Aim -
Please extract, word for word, the lines of the data between the line containing "lat-tick-label: 20S xyxy=(71,375,91,387)" and the line containing "lon-tick-label: 25W xyxy=(640,569,664,581)", inclusive.

Provided data -
-----
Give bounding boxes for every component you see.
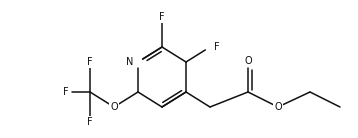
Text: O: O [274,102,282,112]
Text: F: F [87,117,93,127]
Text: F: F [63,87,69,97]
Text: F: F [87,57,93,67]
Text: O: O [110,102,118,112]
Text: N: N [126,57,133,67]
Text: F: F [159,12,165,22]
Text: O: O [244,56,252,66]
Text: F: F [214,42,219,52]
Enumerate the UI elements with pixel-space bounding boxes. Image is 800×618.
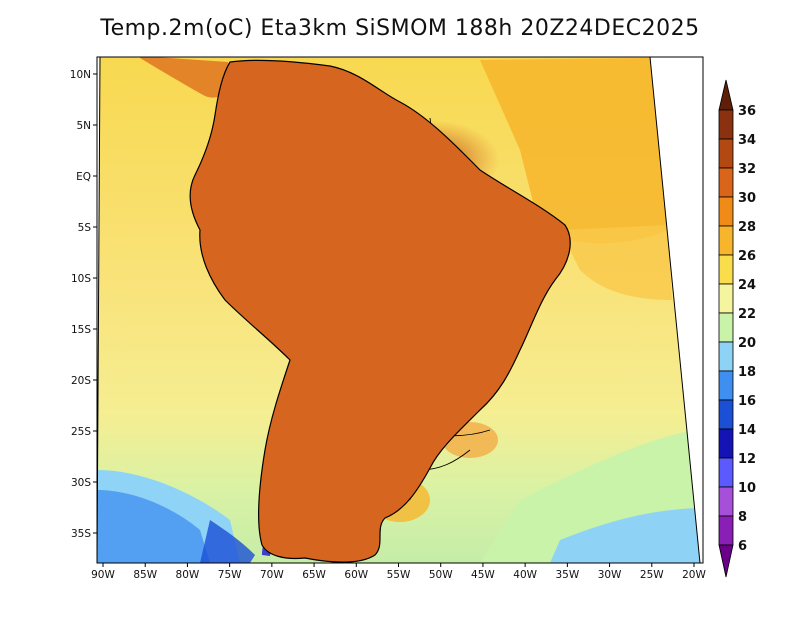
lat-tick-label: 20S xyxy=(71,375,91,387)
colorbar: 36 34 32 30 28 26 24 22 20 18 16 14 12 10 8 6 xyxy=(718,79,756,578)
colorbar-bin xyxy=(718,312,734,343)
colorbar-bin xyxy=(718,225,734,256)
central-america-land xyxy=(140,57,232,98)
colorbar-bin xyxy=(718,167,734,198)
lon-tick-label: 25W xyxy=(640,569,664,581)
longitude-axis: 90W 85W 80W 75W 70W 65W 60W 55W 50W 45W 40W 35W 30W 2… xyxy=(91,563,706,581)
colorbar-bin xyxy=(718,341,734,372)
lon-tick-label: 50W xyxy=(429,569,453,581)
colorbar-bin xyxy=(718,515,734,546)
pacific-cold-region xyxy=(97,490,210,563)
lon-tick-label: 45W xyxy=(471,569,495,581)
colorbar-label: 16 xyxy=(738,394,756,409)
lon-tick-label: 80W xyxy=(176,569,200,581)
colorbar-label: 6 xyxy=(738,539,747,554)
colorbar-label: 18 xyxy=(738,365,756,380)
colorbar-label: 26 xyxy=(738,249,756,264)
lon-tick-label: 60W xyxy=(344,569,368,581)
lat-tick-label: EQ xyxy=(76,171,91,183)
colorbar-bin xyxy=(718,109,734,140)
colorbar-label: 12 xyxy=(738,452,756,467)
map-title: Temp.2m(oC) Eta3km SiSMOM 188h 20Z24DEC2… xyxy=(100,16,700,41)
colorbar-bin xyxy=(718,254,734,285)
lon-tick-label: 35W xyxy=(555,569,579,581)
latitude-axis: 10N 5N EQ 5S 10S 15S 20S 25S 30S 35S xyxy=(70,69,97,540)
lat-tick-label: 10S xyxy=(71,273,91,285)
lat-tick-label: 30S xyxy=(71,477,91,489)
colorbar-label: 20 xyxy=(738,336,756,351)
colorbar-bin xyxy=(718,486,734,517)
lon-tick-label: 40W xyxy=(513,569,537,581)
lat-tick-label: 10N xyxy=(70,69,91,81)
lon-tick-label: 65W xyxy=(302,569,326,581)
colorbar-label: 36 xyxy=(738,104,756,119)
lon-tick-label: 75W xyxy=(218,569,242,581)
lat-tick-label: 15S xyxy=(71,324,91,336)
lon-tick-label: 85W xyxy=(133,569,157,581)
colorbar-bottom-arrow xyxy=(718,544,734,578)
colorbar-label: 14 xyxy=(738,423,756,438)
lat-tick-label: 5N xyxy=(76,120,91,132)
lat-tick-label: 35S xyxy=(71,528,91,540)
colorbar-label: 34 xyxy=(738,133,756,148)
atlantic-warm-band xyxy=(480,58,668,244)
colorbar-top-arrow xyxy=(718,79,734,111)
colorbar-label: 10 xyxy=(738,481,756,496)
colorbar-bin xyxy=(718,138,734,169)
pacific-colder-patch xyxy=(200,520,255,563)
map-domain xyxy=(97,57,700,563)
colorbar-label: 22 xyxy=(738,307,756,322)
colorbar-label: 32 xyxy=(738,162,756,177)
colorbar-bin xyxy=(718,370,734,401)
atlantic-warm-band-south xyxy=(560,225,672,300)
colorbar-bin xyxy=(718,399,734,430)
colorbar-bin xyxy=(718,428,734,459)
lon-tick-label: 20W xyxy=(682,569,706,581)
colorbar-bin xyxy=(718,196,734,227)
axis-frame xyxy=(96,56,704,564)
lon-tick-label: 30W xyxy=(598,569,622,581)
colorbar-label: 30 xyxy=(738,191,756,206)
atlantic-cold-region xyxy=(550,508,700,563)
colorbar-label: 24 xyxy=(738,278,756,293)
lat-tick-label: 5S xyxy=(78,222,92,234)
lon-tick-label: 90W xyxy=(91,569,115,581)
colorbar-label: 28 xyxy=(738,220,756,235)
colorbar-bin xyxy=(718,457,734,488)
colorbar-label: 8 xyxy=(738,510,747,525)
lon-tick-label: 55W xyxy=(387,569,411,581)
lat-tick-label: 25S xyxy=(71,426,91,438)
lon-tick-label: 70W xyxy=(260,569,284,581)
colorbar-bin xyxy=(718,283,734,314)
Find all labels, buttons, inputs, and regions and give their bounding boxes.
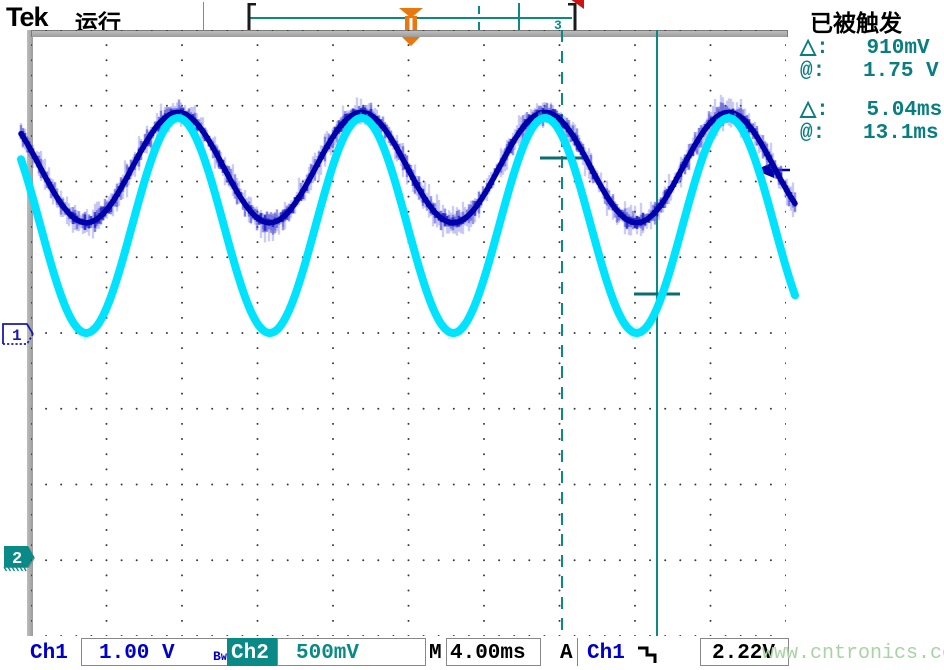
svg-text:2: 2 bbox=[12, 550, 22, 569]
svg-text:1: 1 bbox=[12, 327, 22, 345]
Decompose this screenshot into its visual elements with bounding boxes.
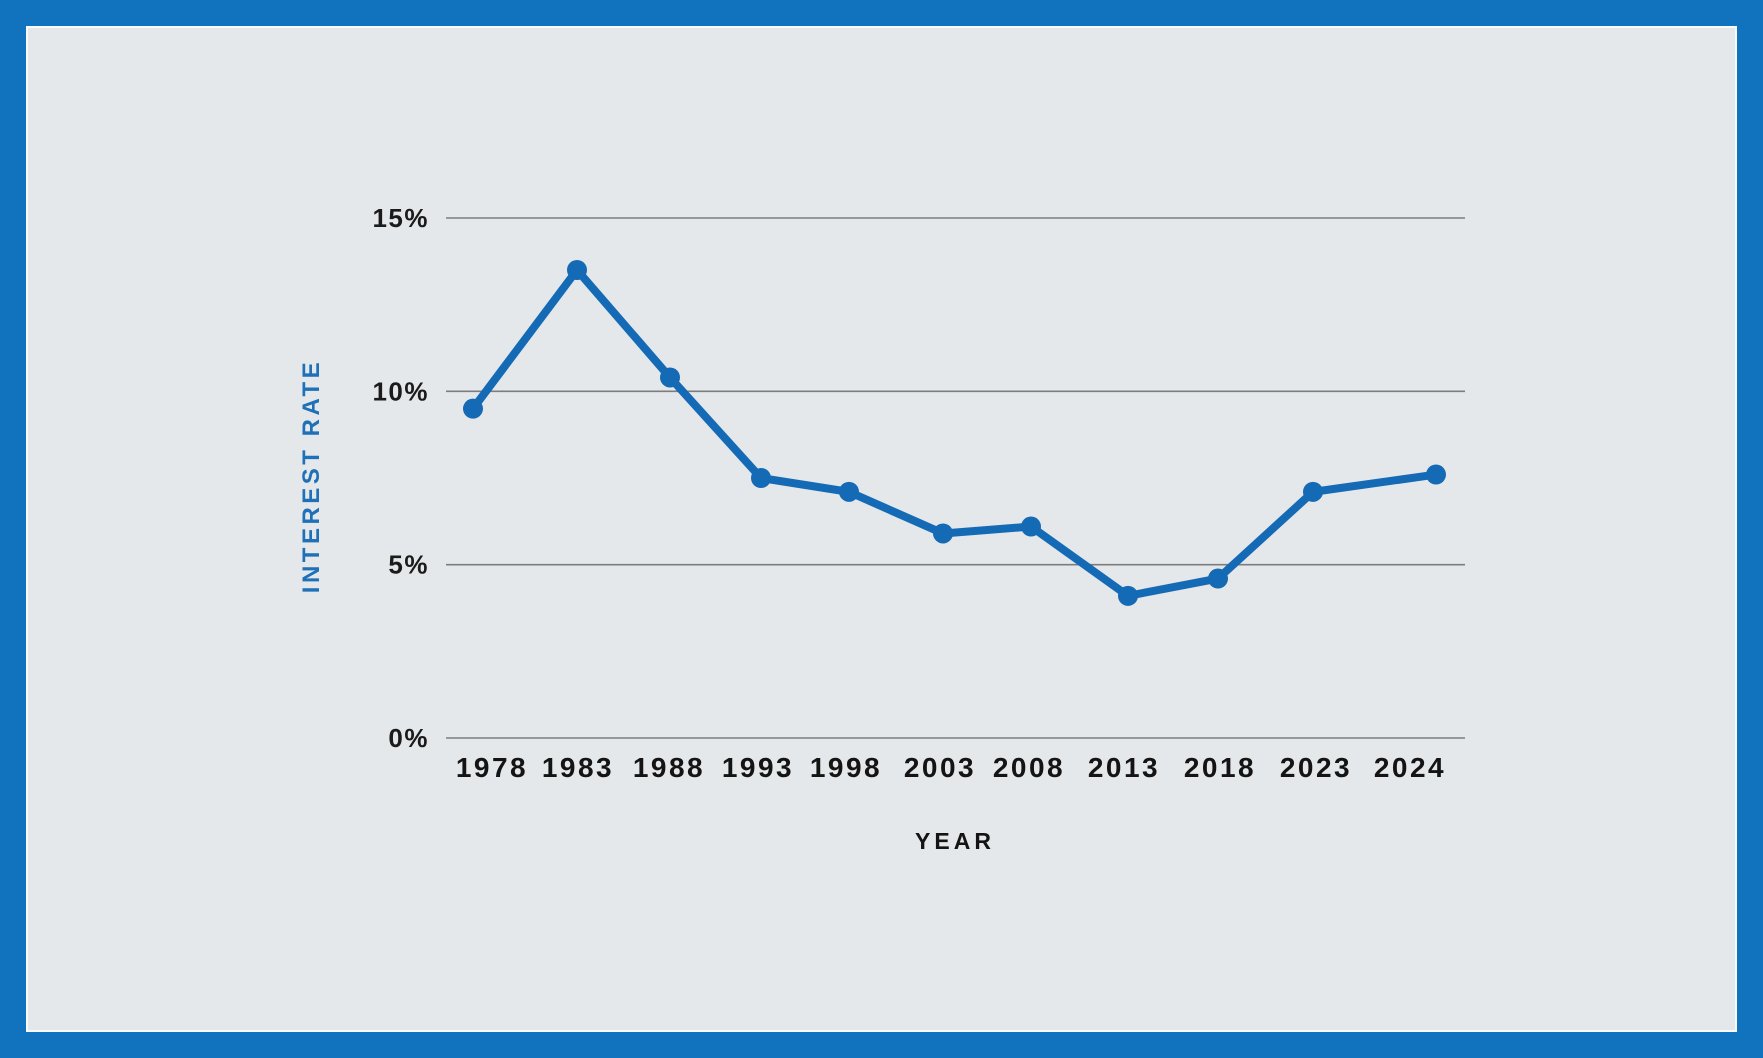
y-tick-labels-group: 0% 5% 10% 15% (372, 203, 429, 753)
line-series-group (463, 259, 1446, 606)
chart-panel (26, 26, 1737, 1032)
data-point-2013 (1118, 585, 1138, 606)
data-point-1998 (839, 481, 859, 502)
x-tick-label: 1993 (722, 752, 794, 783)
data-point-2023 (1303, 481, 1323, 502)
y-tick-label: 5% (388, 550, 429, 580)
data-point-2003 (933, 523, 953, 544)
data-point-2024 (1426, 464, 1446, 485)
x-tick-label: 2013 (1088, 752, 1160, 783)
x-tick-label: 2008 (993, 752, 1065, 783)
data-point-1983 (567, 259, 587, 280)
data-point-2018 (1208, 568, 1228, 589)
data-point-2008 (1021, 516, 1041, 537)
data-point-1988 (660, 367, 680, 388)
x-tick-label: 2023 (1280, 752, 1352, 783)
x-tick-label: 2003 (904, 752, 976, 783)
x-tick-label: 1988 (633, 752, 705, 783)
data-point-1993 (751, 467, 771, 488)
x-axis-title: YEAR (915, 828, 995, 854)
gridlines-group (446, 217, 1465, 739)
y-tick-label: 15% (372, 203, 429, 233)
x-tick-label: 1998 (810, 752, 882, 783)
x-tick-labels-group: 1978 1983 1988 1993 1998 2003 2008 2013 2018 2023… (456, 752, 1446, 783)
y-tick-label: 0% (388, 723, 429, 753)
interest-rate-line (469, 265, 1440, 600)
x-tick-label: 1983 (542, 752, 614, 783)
-----
Final answer -
lat-tick-label: 20S xyxy=(71,375,91,387)
colorbar: 36 34 32 30 28 26 24 22 20 18 16 14 12 10 8 6 xyxy=(718,79,756,578)
colorbar-bin xyxy=(718,312,734,343)
colorbar-bin xyxy=(718,225,734,256)
central-america-land xyxy=(140,57,232,98)
colorbar-bin xyxy=(718,167,734,198)
lon-tick-label: 25W xyxy=(640,569,664,581)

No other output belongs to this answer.